**Required task:** Pull out each line of the data that includes the word "type".

**Records for the exercise:**

# # # # # # #

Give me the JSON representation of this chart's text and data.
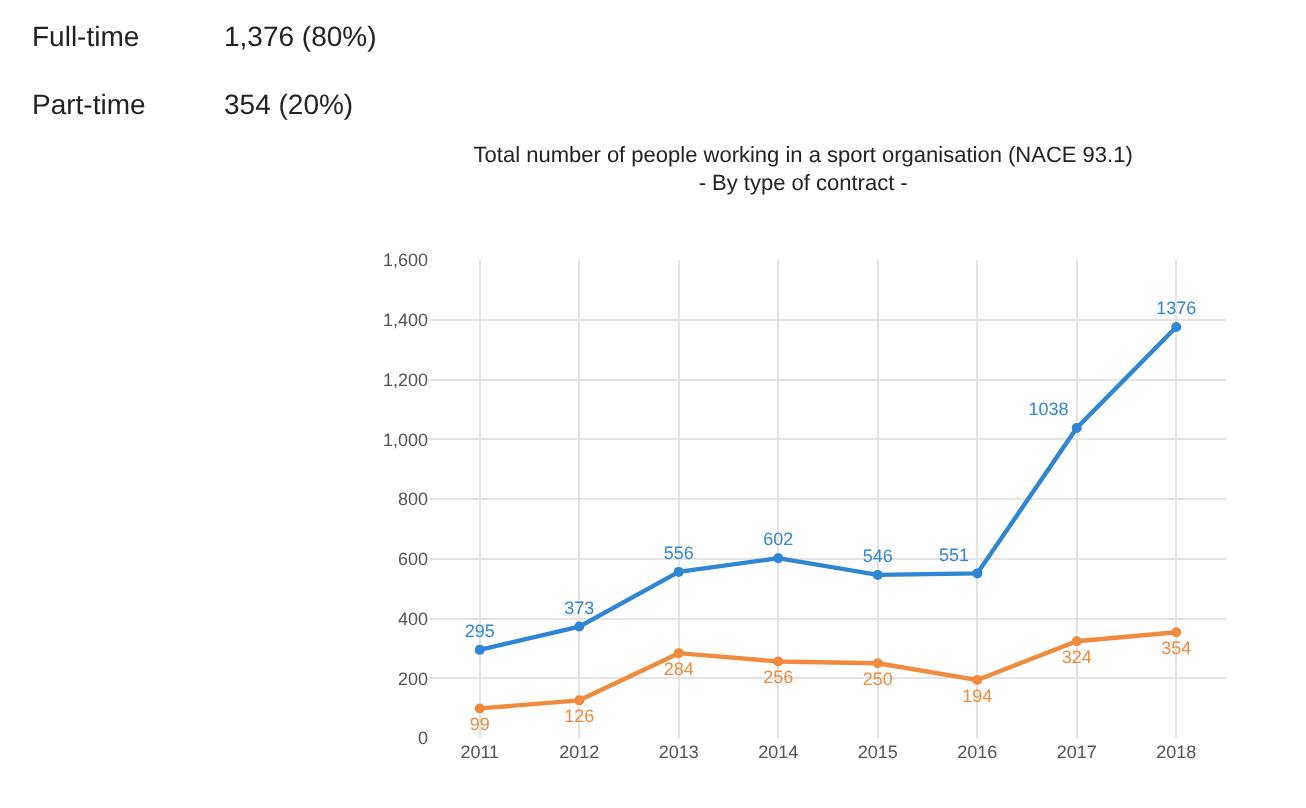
{
  "chart_data": {
    "type": "line",
    "title": "Total number of people working in a sport organisation (NACE 93.1)",
    "subtitle": "- By type of contract -",
    "categories": [
      "2011",
      "2012",
      "2013",
      "2014",
      "2015",
      "2016",
      "2017",
      "2018"
    ],
    "series": [
      {
        "color": "#2e86d4",
        "values": [
          295,
          373,
          556,
          602,
          546,
          551,
          1038,
          1376
        ]
      },
      {
        "color": "#f08a3c",
        "values": [
          99,
          126,
          284,
          256,
          250,
          194,
          324,
          354
        ]
      }
    ],
    "ylim": [
      0,
      1600
    ],
    "yticks": [
      0,
      200,
      400,
      600,
      800,
      {
        "value": 1000,
        "label": "1,000"
      },
      {
        "value": 1200,
        "label": "1,200"
      },
      {
        "value": 1400,
        "label": "1,400"
      },
      {
        "value": 1600,
        "label": "1,600"
      }
    ],
    "grid": true,
    "marker": "circle",
    "line_style": "solid",
    "data_labels": true,
    "annotations": [
      "Full-time",
      "1,376 (80%)",
      "Part-time",
      "354 (20%)"
    ]
  }
}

# # # # # # #

**Answer for the task:**
    "type": "line",
    "subtitle": "- By type of contract -",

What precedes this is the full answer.